__PROBLEM STATEMENT__.
In the entries below, find the lines that contain the word "inputs" and copy them.

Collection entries

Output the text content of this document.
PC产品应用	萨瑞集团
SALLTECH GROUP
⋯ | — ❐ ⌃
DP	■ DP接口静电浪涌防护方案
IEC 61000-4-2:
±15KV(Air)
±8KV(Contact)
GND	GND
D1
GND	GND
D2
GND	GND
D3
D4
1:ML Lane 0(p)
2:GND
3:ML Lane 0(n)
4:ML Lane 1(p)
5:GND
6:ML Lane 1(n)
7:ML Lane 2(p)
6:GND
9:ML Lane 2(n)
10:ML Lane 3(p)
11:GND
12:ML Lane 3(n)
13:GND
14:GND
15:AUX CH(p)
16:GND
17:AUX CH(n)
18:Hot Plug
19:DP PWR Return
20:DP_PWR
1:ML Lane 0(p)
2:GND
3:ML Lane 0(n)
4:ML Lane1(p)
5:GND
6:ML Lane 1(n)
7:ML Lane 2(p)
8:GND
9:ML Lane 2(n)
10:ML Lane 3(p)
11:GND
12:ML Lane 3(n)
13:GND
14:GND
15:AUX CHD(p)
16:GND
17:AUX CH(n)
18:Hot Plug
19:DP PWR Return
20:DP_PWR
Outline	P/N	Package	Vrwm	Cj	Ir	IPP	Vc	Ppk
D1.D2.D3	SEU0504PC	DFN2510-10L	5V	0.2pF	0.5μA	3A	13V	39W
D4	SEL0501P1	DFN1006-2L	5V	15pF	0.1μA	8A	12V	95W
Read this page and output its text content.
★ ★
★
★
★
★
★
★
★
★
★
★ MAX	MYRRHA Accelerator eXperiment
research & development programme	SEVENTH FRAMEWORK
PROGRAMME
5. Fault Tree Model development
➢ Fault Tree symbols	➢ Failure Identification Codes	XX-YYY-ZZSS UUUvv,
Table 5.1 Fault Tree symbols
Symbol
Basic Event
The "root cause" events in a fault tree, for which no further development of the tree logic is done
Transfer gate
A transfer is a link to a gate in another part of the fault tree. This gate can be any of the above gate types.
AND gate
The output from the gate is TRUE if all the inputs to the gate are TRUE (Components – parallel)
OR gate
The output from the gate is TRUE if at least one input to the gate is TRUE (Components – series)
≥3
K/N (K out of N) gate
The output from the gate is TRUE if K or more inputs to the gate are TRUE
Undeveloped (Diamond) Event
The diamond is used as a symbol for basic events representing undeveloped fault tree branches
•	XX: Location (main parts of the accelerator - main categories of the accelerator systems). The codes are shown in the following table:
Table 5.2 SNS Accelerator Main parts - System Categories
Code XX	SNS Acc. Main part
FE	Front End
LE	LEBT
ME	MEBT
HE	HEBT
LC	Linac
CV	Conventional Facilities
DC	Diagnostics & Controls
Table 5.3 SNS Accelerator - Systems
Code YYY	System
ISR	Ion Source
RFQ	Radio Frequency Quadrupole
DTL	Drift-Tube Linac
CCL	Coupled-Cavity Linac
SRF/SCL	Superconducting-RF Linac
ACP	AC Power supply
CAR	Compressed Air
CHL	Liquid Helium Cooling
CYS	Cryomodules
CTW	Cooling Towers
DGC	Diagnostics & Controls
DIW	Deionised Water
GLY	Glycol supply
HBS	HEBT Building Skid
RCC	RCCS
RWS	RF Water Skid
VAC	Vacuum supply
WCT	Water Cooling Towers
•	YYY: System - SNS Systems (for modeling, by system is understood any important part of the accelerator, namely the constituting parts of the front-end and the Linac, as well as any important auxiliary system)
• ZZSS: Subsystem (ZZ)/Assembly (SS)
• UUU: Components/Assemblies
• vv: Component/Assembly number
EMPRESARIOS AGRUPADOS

__EXERCISE OUTPUT__.
The output from the gate is TRUE if all the inputs to the gate are TRUE (Components – parallel)
The output from the gate is TRUE if K or more inputs to the gate are TRUE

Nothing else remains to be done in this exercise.